• [WORK INSTRUCTIONS] After going through the data below, state how many lines contain "much", and nothing else.

::::::::::

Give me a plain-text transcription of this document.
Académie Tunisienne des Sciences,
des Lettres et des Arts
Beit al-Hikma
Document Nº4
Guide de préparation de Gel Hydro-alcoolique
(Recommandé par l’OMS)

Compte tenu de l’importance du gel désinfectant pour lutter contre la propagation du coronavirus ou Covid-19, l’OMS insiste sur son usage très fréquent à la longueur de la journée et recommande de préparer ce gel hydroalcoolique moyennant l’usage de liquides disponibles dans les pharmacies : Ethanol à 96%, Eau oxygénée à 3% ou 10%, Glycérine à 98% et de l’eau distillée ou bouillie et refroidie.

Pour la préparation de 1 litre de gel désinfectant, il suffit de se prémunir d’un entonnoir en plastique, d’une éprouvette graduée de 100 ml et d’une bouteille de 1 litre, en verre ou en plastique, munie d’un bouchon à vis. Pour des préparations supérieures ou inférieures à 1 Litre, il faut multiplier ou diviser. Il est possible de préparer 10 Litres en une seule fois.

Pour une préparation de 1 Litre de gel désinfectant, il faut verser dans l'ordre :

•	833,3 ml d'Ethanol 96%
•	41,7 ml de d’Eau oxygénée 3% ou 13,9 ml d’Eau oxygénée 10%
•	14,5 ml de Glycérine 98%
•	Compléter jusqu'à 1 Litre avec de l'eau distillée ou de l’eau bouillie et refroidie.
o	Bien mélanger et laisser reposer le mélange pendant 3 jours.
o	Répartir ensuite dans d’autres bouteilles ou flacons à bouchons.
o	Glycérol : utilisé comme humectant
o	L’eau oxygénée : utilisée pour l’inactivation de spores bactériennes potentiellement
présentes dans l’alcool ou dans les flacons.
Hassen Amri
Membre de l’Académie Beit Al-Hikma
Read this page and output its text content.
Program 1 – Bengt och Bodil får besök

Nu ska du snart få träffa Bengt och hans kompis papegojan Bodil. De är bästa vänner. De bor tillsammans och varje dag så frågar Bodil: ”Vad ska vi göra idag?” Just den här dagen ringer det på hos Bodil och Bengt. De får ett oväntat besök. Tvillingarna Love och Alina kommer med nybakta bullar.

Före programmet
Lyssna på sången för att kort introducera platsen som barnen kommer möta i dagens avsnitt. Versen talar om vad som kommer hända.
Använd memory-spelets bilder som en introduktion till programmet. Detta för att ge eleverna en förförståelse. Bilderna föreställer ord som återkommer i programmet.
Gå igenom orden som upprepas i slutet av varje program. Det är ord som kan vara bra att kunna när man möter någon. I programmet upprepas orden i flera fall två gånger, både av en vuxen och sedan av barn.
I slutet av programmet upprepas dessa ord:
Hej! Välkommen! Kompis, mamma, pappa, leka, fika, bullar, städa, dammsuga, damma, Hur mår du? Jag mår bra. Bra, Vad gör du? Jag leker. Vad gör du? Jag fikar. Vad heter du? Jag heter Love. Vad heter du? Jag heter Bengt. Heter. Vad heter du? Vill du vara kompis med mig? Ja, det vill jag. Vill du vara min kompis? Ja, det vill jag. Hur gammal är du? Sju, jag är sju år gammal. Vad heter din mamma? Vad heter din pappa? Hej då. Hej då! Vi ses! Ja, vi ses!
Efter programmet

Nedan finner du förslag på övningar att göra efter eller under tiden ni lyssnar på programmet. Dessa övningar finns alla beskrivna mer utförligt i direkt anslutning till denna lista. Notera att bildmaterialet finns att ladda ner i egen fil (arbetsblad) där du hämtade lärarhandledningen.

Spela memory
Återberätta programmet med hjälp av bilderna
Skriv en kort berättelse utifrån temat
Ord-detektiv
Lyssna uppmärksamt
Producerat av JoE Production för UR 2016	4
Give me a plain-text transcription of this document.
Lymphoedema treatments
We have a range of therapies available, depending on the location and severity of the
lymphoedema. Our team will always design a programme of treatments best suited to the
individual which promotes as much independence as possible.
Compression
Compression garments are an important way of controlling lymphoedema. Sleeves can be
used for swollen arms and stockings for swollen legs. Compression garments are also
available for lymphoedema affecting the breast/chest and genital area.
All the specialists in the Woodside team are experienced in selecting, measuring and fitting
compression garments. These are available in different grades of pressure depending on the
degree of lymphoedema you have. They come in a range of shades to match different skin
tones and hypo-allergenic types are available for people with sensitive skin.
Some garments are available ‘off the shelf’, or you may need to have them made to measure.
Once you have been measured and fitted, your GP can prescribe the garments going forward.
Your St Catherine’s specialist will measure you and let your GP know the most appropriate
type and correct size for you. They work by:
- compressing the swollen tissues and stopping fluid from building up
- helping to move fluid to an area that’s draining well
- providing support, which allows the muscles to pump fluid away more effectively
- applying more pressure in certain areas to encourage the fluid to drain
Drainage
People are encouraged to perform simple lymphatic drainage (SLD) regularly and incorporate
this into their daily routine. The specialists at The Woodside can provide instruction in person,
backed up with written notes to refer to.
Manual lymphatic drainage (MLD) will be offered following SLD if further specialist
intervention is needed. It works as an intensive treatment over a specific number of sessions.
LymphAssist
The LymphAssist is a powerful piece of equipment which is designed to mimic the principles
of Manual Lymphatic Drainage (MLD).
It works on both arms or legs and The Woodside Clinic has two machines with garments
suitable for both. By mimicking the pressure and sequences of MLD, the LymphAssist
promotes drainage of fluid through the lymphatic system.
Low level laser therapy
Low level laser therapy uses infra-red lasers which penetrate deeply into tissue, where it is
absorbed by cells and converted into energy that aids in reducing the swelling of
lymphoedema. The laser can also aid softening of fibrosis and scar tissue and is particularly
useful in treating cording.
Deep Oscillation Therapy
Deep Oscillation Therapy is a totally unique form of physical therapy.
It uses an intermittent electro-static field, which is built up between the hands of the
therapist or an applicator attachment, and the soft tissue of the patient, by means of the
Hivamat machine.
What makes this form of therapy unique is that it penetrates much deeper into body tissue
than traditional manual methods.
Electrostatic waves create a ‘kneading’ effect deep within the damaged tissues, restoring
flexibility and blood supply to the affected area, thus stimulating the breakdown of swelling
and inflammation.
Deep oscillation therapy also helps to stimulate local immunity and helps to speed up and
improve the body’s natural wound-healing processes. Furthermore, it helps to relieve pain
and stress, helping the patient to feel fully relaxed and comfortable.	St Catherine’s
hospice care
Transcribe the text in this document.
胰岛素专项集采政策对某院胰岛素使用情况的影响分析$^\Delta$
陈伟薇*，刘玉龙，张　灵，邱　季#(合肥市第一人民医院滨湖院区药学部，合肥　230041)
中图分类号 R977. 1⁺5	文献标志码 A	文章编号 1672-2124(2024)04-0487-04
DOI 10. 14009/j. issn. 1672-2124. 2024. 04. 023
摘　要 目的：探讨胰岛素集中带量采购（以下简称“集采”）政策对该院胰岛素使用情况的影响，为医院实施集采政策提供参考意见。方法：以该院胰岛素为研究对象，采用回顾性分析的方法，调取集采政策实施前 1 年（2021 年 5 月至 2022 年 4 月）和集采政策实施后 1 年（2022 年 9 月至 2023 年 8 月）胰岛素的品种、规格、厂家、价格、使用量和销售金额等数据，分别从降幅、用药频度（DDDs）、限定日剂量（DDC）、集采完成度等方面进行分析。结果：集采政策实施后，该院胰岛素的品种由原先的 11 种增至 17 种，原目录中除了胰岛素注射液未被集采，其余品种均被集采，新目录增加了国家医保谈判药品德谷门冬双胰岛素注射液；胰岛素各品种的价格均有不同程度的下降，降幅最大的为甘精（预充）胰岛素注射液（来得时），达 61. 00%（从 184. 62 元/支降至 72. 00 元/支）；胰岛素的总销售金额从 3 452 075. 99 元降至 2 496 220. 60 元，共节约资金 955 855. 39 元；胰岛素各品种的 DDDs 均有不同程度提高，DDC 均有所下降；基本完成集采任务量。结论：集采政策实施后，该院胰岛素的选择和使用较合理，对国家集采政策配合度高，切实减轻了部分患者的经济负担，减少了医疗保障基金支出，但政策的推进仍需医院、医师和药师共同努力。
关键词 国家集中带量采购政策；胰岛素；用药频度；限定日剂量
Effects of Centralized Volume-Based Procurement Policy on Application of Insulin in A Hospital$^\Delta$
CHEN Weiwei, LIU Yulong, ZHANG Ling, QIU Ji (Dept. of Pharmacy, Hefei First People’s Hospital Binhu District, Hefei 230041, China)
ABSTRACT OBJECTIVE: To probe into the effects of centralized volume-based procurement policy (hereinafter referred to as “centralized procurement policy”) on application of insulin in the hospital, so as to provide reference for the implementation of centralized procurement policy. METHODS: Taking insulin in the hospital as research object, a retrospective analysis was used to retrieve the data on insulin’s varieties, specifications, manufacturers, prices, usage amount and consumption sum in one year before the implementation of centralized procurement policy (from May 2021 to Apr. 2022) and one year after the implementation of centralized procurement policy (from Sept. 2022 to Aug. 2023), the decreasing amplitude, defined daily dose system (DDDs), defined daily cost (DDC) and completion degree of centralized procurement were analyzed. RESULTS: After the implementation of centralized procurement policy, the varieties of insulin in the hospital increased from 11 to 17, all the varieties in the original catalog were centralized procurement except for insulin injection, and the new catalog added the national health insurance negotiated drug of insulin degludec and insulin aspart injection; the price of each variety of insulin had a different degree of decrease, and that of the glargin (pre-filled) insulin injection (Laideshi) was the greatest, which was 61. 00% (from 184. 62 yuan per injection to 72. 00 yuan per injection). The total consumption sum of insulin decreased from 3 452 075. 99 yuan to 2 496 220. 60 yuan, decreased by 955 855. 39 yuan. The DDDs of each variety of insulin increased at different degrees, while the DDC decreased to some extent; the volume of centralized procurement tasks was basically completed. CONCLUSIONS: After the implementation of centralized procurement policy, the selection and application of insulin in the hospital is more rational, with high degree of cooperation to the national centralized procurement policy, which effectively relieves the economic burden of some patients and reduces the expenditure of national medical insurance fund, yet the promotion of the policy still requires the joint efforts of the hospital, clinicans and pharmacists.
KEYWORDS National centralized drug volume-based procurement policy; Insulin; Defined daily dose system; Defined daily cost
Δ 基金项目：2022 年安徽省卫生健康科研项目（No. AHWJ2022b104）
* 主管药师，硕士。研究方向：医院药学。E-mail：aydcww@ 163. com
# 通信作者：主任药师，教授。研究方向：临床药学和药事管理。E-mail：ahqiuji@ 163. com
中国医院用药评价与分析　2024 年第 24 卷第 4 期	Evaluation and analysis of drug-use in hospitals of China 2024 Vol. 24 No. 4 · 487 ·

::::::::::

• [EXERCISE RESPONSE] 2